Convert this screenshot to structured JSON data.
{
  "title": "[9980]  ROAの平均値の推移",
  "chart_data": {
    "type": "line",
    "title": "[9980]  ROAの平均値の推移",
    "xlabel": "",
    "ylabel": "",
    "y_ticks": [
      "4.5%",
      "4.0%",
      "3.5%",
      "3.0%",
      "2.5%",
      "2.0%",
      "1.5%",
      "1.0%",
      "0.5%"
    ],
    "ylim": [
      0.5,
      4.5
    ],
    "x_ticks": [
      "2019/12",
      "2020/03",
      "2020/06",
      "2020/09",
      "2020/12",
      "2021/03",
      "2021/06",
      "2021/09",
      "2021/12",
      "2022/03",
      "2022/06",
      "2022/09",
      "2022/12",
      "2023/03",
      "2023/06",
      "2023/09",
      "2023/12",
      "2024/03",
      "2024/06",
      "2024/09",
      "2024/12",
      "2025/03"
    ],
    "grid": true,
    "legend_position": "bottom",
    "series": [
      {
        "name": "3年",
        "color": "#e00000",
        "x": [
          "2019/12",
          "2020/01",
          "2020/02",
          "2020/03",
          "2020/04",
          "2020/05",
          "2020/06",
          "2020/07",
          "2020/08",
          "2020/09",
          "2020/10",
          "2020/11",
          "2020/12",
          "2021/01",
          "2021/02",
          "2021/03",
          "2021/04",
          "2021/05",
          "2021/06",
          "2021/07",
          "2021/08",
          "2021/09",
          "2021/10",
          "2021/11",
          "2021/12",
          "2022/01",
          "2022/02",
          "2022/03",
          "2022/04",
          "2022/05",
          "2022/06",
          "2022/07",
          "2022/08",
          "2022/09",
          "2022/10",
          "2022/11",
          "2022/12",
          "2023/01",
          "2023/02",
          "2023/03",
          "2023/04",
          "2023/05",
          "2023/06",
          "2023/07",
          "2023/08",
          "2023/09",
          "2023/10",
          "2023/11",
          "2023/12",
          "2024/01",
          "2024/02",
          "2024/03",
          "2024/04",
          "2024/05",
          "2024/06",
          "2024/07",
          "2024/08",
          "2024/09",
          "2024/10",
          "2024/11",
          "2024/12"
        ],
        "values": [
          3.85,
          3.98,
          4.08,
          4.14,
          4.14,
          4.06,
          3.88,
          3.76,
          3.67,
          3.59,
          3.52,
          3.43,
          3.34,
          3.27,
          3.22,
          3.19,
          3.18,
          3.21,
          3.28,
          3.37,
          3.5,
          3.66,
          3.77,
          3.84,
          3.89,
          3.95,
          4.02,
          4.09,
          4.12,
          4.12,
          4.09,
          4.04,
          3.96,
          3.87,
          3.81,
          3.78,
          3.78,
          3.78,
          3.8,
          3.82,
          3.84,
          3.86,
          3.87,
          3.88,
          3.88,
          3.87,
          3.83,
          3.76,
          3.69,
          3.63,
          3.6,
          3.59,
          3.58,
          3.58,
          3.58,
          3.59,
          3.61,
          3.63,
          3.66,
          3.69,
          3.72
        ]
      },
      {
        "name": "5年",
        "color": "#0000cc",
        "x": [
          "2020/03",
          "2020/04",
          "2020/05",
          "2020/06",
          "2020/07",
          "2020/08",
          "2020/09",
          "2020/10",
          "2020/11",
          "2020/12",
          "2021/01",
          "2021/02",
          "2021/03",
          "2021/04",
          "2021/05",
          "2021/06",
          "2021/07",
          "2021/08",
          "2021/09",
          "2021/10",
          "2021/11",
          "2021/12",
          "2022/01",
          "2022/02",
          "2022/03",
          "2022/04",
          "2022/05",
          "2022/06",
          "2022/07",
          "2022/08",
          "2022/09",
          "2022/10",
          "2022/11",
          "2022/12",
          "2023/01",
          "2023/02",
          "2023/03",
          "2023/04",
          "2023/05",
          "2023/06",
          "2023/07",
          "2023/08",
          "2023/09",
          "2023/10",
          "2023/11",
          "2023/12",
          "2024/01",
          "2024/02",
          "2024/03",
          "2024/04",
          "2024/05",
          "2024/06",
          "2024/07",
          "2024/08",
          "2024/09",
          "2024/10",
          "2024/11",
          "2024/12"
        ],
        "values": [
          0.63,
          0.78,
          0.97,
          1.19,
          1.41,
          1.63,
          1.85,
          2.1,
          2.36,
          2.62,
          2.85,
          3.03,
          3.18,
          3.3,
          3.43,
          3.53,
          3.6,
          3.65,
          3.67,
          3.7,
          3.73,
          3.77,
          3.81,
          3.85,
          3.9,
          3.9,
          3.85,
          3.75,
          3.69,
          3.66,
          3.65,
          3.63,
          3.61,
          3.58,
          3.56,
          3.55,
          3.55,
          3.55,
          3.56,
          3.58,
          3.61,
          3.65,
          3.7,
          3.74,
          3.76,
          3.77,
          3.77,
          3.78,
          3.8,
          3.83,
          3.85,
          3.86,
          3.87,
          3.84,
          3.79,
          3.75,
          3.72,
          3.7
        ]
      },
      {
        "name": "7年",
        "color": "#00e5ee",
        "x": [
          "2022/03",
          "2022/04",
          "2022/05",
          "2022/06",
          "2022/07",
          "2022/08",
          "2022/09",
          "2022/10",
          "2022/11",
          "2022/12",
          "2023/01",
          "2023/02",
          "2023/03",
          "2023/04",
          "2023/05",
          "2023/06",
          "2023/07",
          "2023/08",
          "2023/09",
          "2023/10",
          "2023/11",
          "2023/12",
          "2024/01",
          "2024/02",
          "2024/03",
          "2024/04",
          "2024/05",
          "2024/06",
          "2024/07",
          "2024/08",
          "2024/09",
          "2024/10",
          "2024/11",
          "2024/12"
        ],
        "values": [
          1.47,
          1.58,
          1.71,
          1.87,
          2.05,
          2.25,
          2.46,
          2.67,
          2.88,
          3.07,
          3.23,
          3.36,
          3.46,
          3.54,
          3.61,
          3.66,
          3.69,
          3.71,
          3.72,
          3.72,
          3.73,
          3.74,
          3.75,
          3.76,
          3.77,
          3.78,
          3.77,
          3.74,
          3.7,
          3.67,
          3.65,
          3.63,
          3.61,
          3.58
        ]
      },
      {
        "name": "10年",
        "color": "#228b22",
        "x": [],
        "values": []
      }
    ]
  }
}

Task details: Reproduce every line of the data verbatim.

Task result:
Convert this screenshot to structured JSON data.
{
  "title": "[9980]  ROAの平均値の推移",
  "chart_data": {
    "type": "line",
    "title": "[9980]  ROAの平均値の推移",
    "xlabel": "",
    "ylabel": "",
    "y_ticks": [
      "4.5%",
      "4.0%",
      "3.5%",
      "3.0%",
      "2.5%",
      "2.0%",
      "1.5%",
      "1.0%",
      "0.5%"
    ],
    "ylim": [
      0.5,
      4.5
    ],
    "x_ticks": [
      "2019/12",
      "2020/03",
      "2020/06",
      "2020/09",
      "2020/12",
      "2021/03",
      "2021/06",
      "2021/09",
      "2021/12",
      "2022/03",
      "2022/06",
      "2022/09",
      "2022/12",
      "2023/03",
      "2023/06",
      "2023/09",
      "2023/12",
      "2024/03",
      "2024/06",
      "2024/09",
      "2024/12",
      "2025/03"
    ],
    "grid": true,
    "legend_position": "bottom",
    "series": [
      {
        "name": "3年",
        "color": "#e00000",
        "x": [
          "2019/12",
          "2020/01",
          "2020/02",
          "2020/03",
          "2020/04",
          "2020/05",
          "2020/06",
          "2020/07",
          "2020/08",
          "2020/09",
          "2020/10",
          "2020/11",
          "2020/12",
          "2021/01",
          "2021/02",
          "2021/03",
          "2021/04",
          "2021/05",
          "2021/06",
          "2021/07",
          "2021/08",
          "2021/09",
          "2021/10",
          "2021/11",
          "2021/12",
          "2022/01",
          "2022/02",
          "2022/03",
          "2022/04",
          "2022/05",
          "2022/06",
          "2022/07",
          "2022/08",
          "2022/09",
          "2022/10",
          "2022/11",
          "2022/12",
          "2023/01",
          "2023/02",
          "2023/03",
          "2023/04",
          "2023/05",
          "2023/06",
          "2023/07",
          "2023/08",
          "2023/09",
          "2023/10",
          "2023/11",
          "2023/12",
          "2024/01",
          "2024/02",
          "2024/03",
          "2024/04",
          "2024/05",
          "2024/06",
          "2024/07",
          "2024/08",
          "2024/09",
          "2024/10",
          "2024/11",
          "2024/12"
        ],
        "values": [
          3.85,
          3.98,
          4.08,
          4.14,
          4.14,
          4.06,
          3.88,
          3.76,
          3.67,
          3.59,
          3.52,
          3.43,
          3.34,
          3.27,
          3.22,
          3.19,
          3.18,
          3.21,
          3.28,
          3.37,
          3.5,
          3.66,
          3.77,
          3.84,
          3.89,
          3.95,
          4.02,
          4.09,
          4.12,
          4.12,
          4.09,
          4.04,
          3.96,
          3.87,
          3.81,
          3.78,
          3.78,
          3.78,
          3.8,
          3.82,
          3.84,
          3.86,
          3.87,
          3.88,
          3.88,
          3.87,
          3.83,
          3.76,
          3.69,
          3.63,
          3.6,
          3.59,
          3.58,
          3.58,
          3.58,
          3.59,
          3.61,
          3.63,
          3.66,
          3.69,
          3.72
        ]
      },
      {
        "name": "5年",
        "color": "#0000cc",
        "x": [
          "2020/03",
          "2020/04",
          "2020/05",
          "2020/06",
          "2020/07",
          "2020/08",
          "2020/09",
          "2020/10",
          "2020/11",
          "2020/12",
          "2021/01",
          "2021/02",
          "2021/03",
          "2021/04",
          "2021/05",
          "2021/06",
          "2021/07",
          "2021/08",
          "2021/09",
          "2021/10",
          "2021/11",
          "2021/12",
          "2022/01",
          "2022/02",
          "2022/03",
          "2022/04",
          "2022/05",
          "2022/06",
          "2022/07",
          "2022/08",
          "2022/09",
          "2022/10",
          "2022/11",
          "2022/12",
          "2023/01",
          "2023/02",
          "2023/03",
          "2023/04",
          "2023/05",
          "2023/06",
          "2023/07",
          "2023/08",
          "2023/09",
          "2023/10",
          "2023/11",
          "2023/12",
          "2024/01",
          "2024/02",
          "2024/03",
          "2024/04",
          "2024/05",
          "2024/06",
          "2024/07",
          "2024/08",
          "2024/09",
          "2024/10",
          "2024/11",
          "2024/12"
        ],
        "values": [
          0.63,
          0.78,
          0.97,
          1.19,
          1.41,
          1.63,
          1.85,
          2.1,
          2.36,
          2.62,
          2.85,
          3.03,
          3.18,
          3.3,
          3.43,
          3.53,
          3.6,
          3.65,
          3.67,
          3.7,
          3.73,
          3.77,
          3.81,
          3.85,
          3.9,
          3.9,
          3.85,
          3.75,
          3.69,
          3.66,
          3.65,
          3.63,
          3.61,
          3.58,
          3.56,
          3.55,
          3.55,
          3.55,
          3.56,
          3.58,
          3.61,
          3.65,
          3.7,
          3.74,
          3.76,
          3.77,
          3.77,
          3.78,
          3.8,
          3.83,
          3.85,
          3.86,
          3.87,
          3.84,
          3.79,
          3.75,
          3.72,
          3.7
        ]
      },
      {
        "name": "7年",
        "color": "#00e5ee",
        "x": [
          "2022/03",
          "2022/04",
          "2022/05",
          "2022/06",
          "2022/07",
          "2022/08",
          "2022/09",
          "2022/10",
          "2022/11",
          "2022/12",
          "2023/01",
          "2023/02",
          "2023/03",
          "2023/04",
          "2023/05",
          "2023/06",
          "2023/07",
          "2023/08",
          "2023/09",
          "2023/10",
          "2023/11",
          "2023/12",
          "2024/01",
          "2024/02",
          "2024/03",
          "2024/04",
          "2024/05",
          "2024/06",
          "2024/07",
          "2024/08",
          "2024/09",
          "2024/10",
          "2024/11",
          "2024/12"
        ],
        "values": [
          1.47,
          1.58,
          1.71,
          1.87,
          2.05,
          2.25,
          2.46,
          2.67,
          2.88,
          3.07,
          3.23,
          3.36,
          3.46,
          3.54,
          3.61,
          3.66,
          3.69,
          3.71,
          3.72,
          3.72,
          3.73,
          3.74,
          3.75,
          3.76,
          3.77,
          3.78,
          3.77,
          3.74,
          3.7,
          3.67,
          3.65,
          3.63,
          3.61,
          3.58
        ]
      },
      {
        "name": "10年",
        "color": "#228b22",
        "x": [],
        "values": []
      }
    ]
  }
}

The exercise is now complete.